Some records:
###

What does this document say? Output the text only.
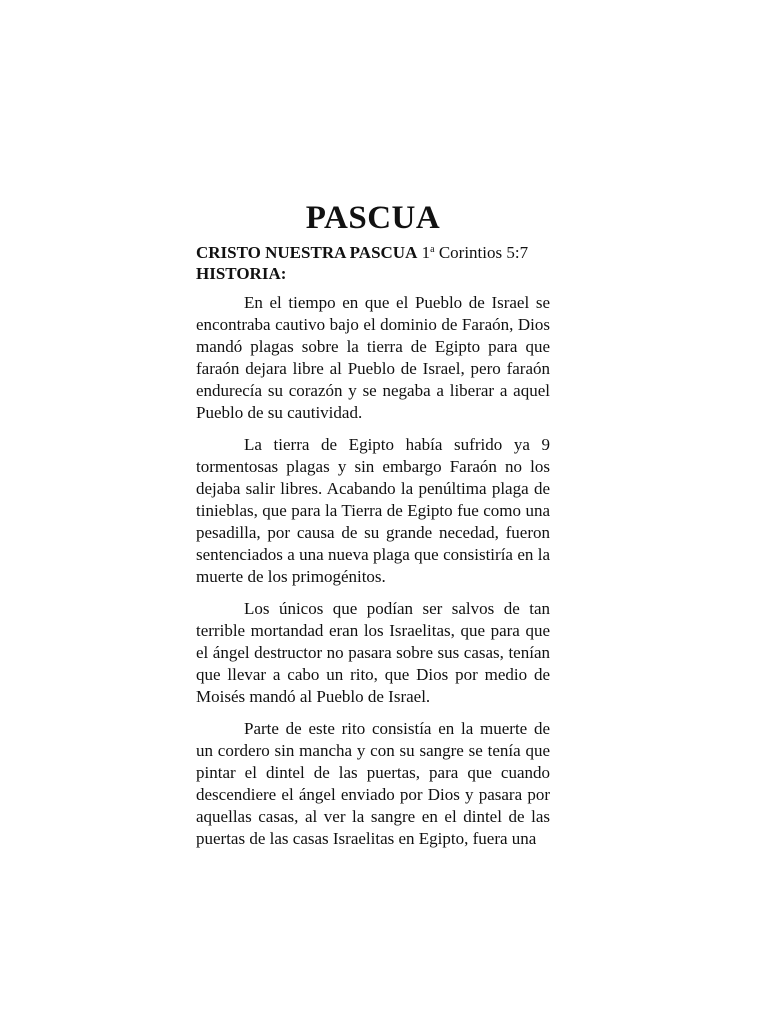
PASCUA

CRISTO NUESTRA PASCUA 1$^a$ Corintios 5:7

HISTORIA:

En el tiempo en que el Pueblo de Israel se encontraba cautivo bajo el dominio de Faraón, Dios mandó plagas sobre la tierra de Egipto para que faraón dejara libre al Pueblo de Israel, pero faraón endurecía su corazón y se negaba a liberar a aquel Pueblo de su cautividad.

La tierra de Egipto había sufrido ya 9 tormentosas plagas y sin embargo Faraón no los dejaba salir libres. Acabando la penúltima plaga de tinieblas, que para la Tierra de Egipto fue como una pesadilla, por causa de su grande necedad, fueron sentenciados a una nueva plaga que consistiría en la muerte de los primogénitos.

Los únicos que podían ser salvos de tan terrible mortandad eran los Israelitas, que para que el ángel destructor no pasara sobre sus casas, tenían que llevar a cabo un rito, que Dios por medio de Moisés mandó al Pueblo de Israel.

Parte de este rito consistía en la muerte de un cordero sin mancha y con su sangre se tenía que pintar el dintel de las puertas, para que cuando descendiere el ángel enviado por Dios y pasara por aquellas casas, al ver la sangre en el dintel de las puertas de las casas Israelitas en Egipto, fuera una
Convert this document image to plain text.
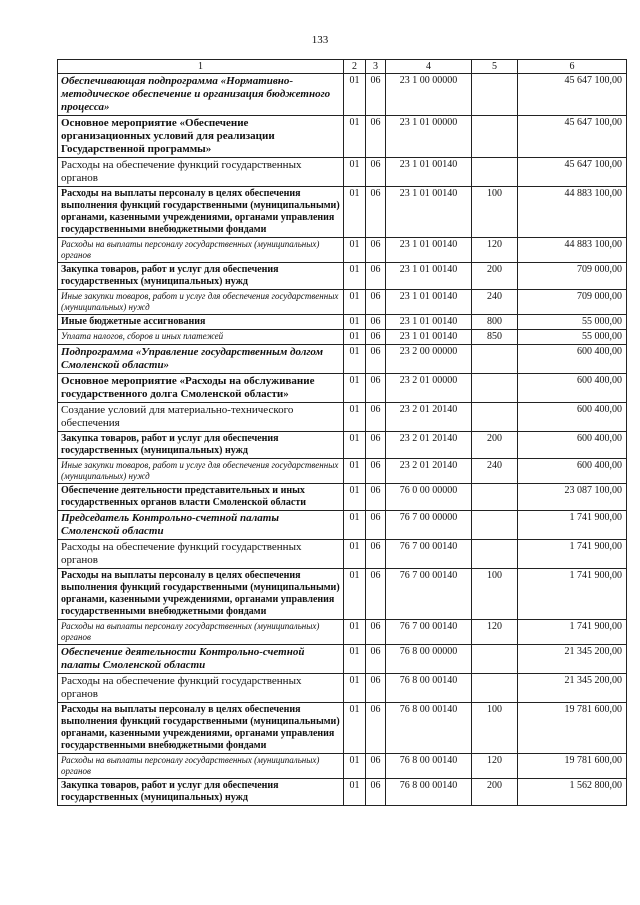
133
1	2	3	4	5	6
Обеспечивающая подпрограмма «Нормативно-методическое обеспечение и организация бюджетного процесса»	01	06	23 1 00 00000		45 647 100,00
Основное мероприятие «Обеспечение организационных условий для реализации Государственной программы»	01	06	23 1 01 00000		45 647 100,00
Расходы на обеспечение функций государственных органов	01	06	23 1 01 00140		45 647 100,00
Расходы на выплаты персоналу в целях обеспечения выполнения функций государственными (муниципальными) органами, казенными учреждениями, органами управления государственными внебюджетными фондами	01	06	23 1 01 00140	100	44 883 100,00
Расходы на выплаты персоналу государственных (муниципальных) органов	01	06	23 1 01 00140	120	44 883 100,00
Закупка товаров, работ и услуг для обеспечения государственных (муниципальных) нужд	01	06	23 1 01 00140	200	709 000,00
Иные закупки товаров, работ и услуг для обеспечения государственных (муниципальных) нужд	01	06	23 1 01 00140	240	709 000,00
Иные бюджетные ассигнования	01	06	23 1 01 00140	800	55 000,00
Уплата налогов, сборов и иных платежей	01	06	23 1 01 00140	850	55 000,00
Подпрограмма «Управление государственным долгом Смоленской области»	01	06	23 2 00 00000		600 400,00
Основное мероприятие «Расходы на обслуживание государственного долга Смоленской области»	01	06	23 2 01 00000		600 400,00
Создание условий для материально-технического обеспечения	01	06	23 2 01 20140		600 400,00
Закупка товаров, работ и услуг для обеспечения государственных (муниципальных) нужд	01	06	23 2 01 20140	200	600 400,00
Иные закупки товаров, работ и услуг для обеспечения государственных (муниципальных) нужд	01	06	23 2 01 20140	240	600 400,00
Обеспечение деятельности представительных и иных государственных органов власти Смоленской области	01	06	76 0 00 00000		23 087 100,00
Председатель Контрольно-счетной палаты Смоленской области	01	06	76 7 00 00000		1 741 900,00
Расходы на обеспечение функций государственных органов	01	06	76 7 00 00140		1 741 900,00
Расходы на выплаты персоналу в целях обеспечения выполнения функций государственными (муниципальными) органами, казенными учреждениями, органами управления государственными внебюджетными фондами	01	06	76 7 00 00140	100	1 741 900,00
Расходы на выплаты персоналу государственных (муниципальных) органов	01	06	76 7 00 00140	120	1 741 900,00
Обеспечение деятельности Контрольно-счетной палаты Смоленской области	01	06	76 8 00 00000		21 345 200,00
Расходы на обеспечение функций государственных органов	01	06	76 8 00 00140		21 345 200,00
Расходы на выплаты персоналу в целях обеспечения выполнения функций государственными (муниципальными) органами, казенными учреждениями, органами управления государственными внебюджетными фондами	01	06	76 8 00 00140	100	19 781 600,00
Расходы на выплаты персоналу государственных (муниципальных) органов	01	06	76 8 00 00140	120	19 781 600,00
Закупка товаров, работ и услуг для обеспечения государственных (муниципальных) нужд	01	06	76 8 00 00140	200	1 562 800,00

###

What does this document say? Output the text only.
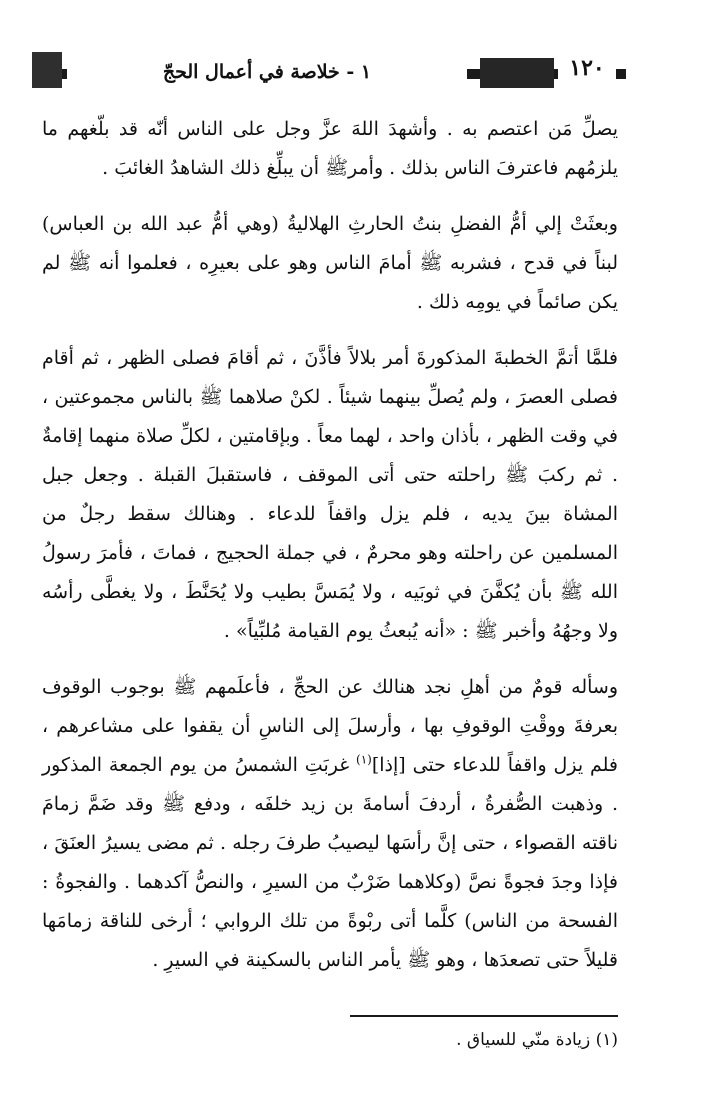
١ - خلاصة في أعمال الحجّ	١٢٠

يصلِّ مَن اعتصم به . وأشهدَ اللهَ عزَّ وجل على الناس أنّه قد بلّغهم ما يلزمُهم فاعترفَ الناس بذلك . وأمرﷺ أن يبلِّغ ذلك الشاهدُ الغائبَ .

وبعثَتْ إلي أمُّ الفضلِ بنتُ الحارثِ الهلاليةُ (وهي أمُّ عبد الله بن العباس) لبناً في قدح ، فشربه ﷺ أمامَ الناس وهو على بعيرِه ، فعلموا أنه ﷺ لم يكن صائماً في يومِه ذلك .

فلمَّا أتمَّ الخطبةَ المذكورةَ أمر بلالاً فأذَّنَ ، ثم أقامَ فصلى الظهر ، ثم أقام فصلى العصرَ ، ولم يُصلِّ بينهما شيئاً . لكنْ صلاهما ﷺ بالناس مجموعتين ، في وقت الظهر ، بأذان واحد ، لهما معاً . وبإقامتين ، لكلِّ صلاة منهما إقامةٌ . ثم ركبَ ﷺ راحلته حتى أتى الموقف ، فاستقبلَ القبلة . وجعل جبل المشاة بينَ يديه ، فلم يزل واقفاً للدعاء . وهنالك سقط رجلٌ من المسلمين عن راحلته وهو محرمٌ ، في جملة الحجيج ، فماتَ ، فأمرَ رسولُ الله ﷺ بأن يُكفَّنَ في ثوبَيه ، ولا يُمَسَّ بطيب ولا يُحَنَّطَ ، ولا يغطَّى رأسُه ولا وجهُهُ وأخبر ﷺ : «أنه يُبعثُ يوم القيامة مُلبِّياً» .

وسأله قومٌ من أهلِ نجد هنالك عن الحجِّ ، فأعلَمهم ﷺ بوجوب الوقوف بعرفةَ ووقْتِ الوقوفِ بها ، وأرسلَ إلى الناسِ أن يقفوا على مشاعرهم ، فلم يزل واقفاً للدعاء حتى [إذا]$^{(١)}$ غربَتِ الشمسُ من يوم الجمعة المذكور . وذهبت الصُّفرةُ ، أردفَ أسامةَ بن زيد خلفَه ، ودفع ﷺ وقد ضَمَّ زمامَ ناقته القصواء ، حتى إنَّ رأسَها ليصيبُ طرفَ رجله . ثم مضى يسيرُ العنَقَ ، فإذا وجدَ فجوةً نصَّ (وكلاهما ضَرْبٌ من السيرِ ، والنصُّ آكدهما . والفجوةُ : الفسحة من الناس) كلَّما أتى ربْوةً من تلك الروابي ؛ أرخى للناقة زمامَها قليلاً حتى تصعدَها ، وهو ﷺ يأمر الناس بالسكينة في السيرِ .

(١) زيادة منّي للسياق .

###

All lines of the data above that include the word "mandó" must be shown.

En el tiempo en que el Pueblo de Israel se encontraba cautivo bajo el dominio de Faraón, Dios mandó plagas sobre la tierra de Egipto para que faraón dejara libre al Pueblo de Israel, pero faraón endurecía su corazón y se negaba a liberar a aquel Pueblo de su cautividad.
Los únicos que podían ser salvos de tan terrible mortandad eran los Israelitas, que para que el ángel destructor no pasara sobre sus casas, tenían que llevar a cabo un rito, que Dios por medio de Moisés mandó al Pueblo de Israel.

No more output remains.